# Given task:
List all lines in the material below that contain "type".

— START OF Dataset rows —

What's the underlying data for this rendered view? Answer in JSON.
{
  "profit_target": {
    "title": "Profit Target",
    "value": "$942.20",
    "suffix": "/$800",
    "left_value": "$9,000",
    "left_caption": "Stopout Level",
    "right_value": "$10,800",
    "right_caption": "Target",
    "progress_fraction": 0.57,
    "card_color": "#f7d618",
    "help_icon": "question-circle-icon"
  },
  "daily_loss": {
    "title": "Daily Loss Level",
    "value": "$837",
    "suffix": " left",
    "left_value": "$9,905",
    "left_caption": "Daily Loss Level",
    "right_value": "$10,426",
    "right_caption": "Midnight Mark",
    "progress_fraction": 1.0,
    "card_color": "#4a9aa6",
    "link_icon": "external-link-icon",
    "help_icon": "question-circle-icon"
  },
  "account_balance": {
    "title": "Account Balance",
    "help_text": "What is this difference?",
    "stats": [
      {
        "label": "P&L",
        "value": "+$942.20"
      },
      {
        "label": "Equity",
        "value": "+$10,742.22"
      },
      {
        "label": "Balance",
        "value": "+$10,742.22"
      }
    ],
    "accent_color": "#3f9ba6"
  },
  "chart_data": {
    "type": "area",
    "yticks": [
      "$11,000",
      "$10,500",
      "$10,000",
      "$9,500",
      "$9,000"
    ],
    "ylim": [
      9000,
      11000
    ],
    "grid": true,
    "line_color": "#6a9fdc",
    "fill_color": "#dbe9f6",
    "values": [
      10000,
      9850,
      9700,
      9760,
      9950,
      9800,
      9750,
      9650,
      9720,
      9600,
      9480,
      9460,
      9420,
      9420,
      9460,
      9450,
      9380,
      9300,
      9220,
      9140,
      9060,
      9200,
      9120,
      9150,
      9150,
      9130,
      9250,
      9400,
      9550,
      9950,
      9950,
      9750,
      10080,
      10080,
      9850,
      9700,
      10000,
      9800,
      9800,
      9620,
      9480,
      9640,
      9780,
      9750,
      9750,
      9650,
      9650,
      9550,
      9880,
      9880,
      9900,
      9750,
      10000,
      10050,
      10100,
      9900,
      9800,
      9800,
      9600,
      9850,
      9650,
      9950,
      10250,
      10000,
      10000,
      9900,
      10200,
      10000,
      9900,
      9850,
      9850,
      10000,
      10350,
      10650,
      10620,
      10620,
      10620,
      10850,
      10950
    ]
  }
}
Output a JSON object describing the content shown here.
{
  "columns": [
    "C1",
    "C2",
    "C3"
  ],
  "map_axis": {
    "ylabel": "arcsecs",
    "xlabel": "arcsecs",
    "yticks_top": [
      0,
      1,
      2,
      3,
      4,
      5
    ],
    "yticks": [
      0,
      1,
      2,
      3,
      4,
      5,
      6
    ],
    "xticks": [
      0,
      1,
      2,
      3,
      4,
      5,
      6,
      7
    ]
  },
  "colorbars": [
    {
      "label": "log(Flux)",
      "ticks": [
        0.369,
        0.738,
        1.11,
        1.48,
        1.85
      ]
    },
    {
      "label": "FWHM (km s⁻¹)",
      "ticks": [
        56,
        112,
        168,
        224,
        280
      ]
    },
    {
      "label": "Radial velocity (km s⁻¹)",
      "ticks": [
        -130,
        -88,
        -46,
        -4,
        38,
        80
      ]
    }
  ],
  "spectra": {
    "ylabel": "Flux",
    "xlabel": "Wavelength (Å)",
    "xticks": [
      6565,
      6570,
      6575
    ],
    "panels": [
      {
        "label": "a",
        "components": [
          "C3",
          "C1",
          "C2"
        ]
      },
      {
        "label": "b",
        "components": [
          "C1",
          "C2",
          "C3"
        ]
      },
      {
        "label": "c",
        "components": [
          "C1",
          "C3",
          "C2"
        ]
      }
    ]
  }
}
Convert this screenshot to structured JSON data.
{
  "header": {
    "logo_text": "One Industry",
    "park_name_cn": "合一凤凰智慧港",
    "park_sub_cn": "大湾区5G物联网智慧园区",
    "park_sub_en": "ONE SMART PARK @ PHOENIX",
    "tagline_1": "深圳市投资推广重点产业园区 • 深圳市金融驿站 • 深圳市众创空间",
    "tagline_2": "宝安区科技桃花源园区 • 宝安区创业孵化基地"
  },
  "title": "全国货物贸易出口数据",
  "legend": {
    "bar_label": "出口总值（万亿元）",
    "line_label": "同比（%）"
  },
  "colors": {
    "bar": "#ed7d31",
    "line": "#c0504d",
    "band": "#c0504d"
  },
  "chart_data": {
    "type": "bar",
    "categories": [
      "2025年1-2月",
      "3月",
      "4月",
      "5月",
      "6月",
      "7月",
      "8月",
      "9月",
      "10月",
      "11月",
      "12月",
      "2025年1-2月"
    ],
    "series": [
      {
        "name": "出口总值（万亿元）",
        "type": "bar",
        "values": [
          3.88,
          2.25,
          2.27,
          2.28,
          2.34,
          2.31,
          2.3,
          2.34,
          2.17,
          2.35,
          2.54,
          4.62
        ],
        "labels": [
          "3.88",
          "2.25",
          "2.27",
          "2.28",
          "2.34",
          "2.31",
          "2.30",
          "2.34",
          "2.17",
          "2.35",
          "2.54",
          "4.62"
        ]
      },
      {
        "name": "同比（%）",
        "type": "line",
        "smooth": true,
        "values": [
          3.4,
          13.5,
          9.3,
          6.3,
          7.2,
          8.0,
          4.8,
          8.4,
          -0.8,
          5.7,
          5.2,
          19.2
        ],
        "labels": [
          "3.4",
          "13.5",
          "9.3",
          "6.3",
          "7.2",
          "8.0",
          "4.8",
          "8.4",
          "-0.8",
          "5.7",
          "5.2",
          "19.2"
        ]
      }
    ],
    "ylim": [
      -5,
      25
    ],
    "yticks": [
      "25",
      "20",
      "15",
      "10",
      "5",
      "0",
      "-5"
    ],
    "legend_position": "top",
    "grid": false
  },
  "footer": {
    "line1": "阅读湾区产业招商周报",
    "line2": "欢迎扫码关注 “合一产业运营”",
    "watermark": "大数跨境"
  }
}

— END OF Dataset rows —

# Response to the exercise:
    "type": "area",
    "type": "bar",
        "type": "bar",
        "type": "line",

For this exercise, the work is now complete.